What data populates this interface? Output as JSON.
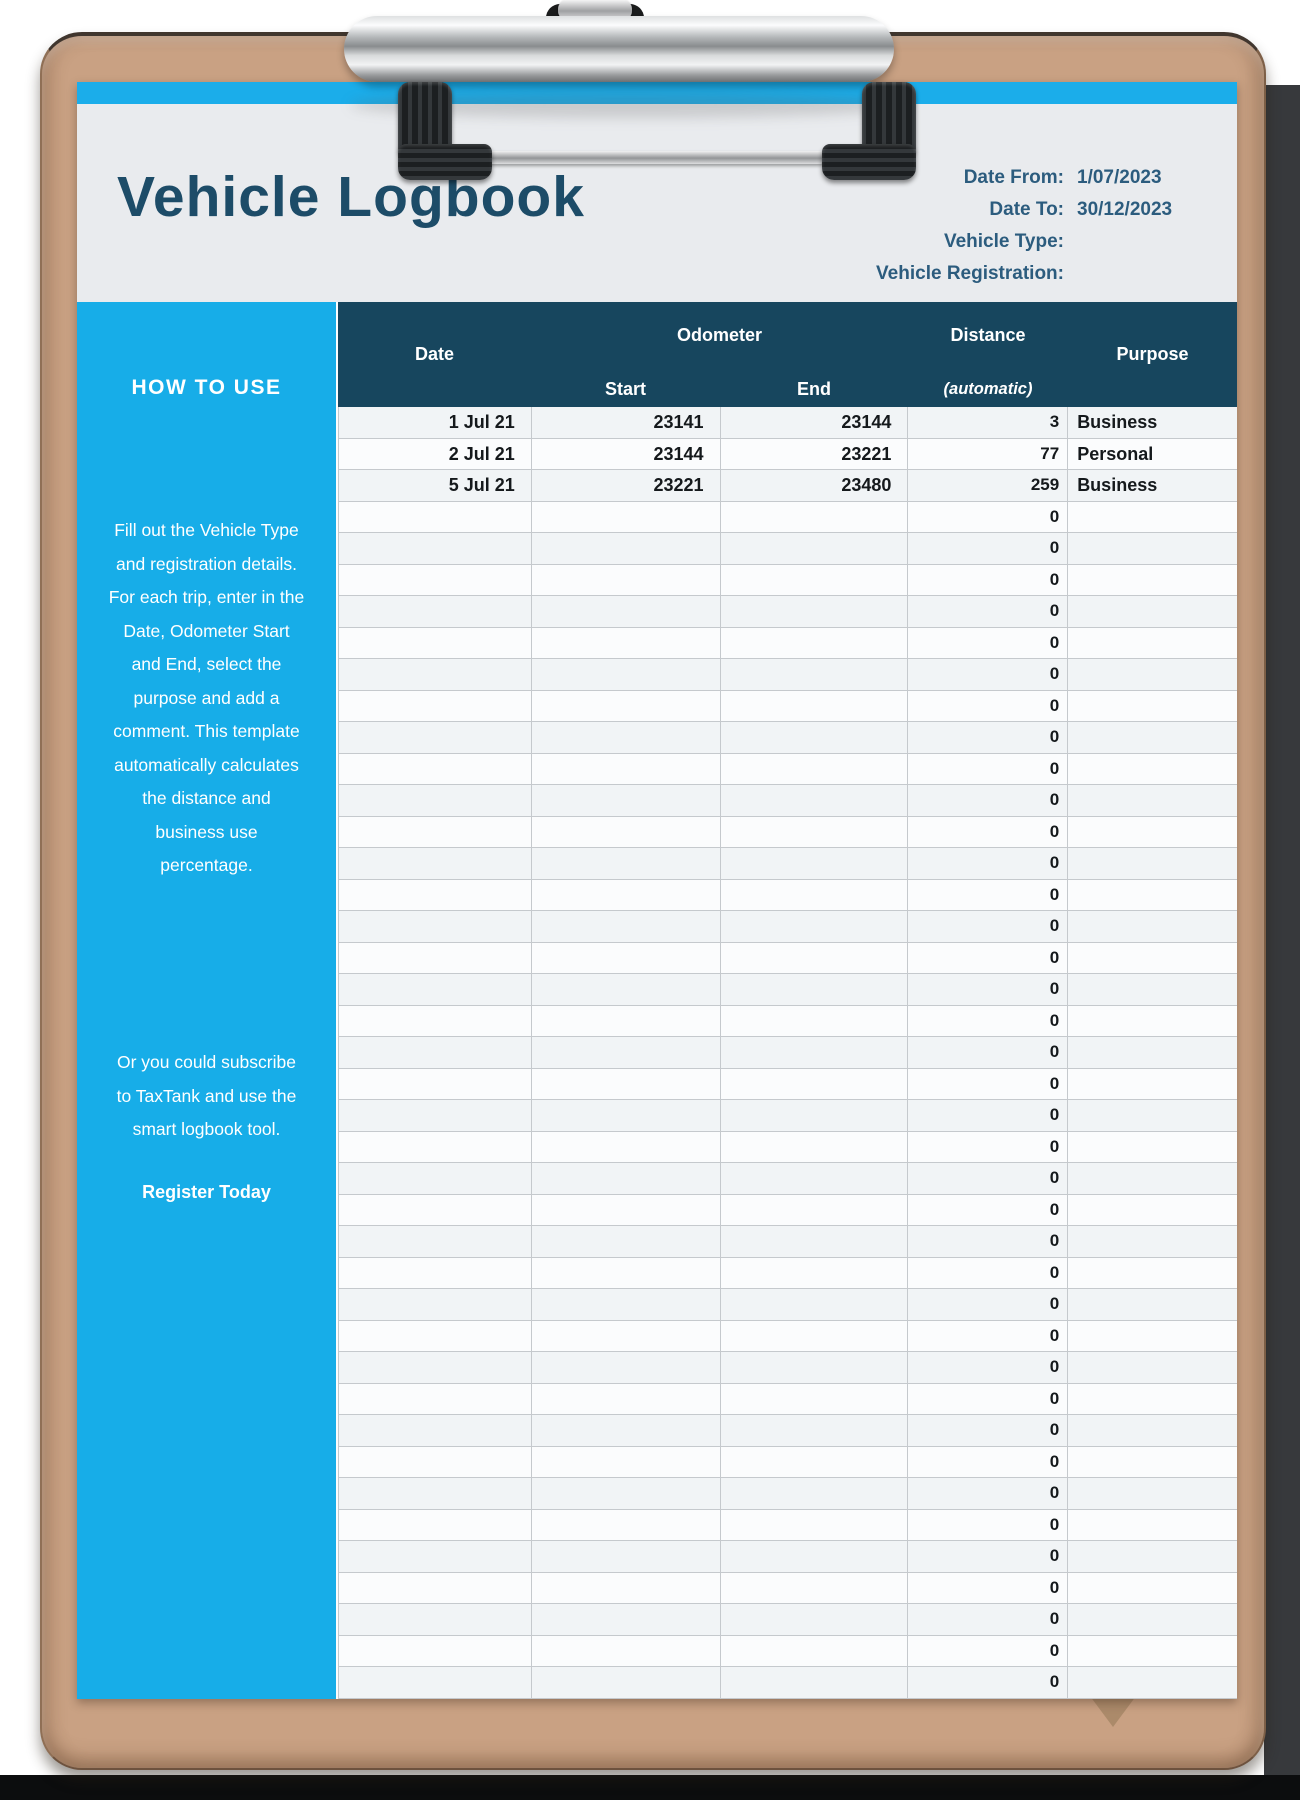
{
  "header": {
    "title": "Vehicle Logbook",
    "fields": [
      {
        "label": "Date From:",
        "value": "1/07/2023"
      },
      {
        "label": "Date To:",
        "value": "30/12/2023"
      },
      {
        "label": "Vehicle Type:",
        "value": ""
      },
      {
        "label": "Vehicle Registration:",
        "value": ""
      }
    ]
  },
  "sidebar": {
    "heading": "HOW TO USE",
    "paragraph1": "Fill out the Vehicle Type\nand registration details.\nFor each trip, enter in the\nDate, Odometer Start\nand End, select the\npurpose and add a\ncomment.  This template\nautomatically calculates\nthe distance and\nbusiness use\npercentage.",
    "paragraph2": "Or you could subscribe\nto TaxTank and use the\nsmart logbook tool.",
    "cta": "Register Today"
  },
  "table": {
    "columns": {
      "date": "Date",
      "odometer": "Odometer",
      "start": "Start",
      "end": "End",
      "distance": "Distance",
      "distance_sub": "(automatic)",
      "purpose": "Purpose"
    },
    "rows": [
      {
        "date": "1 Jul 21",
        "start": "23141",
        "end": "23144",
        "distance": "3",
        "purpose": "Business"
      },
      {
        "date": "2 Jul 21",
        "start": "23144",
        "end": "23221",
        "distance": "77",
        "purpose": "Personal"
      },
      {
        "date": "5 Jul 21",
        "start": "23221",
        "end": "23480",
        "distance": "259",
        "purpose": "Business"
      }
    ],
    "empty_row_count": 38,
    "empty_distance_value": "0"
  },
  "colors": {
    "accent_cyan": "#17ade8",
    "header_navy": "#17465e",
    "title_navy": "#1d4c68",
    "board_tan": "#c9a183",
    "paper_header_gray": "#e9ebee"
  }
}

+-------+

What you have to do: Write out every line above exactly as it is, leaving out the pictures.

Final result:
What data populates this interface? Output as JSON.
{
  "header": {
    "title": "Vehicle Logbook",
    "fields": [
      {
        "label": "Date From:",
        "value": "1/07/2023"
      },
      {
        "label": "Date To:",
        "value": "30/12/2023"
      },
      {
        "label": "Vehicle Type:",
        "value": ""
      },
      {
        "label": "Vehicle Registration:",
        "value": ""
      }
    ]
  },
  "sidebar": {
    "heading": "HOW TO USE",
    "paragraph1": "Fill out the Vehicle Type\nand registration details.\nFor each trip, enter in the\nDate, Odometer Start\nand End, select the\npurpose and add a\ncomment.  This template\nautomatically calculates\nthe distance and\nbusiness use\npercentage.",
    "paragraph2": "Or you could subscribe\nto TaxTank and use the\nsmart logbook tool.",
    "cta": "Register Today"
  },
  "table": {
    "columns": {
      "date": "Date",
      "odometer": "Odometer",
      "start": "Start",
      "end": "End",
      "distance": "Distance",
      "distance_sub": "(automatic)",
      "purpose": "Purpose"
    },
    "rows": [
      {
        "date": "1 Jul 21",
        "start": "23141",
        "end": "23144",
        "distance": "3",
        "purpose": "Business"
      },
      {
        "date": "2 Jul 21",
        "start": "23144",
        "end": "23221",
        "distance": "77",
        "purpose": "Personal"
      },
      {
        "date": "5 Jul 21",
        "start": "23221",
        "end": "23480",
        "distance": "259",
        "purpose": "Business"
      }
    ],
    "empty_row_count": 38,
    "empty_distance_value": "0"
  },
  "colors": {
    "accent_cyan": "#17ade8",
    "header_navy": "#17465e",
    "title_navy": "#1d4c68",
    "board_tan": "#c9a183",
    "paper_header_gray": "#e9ebee"
  }
}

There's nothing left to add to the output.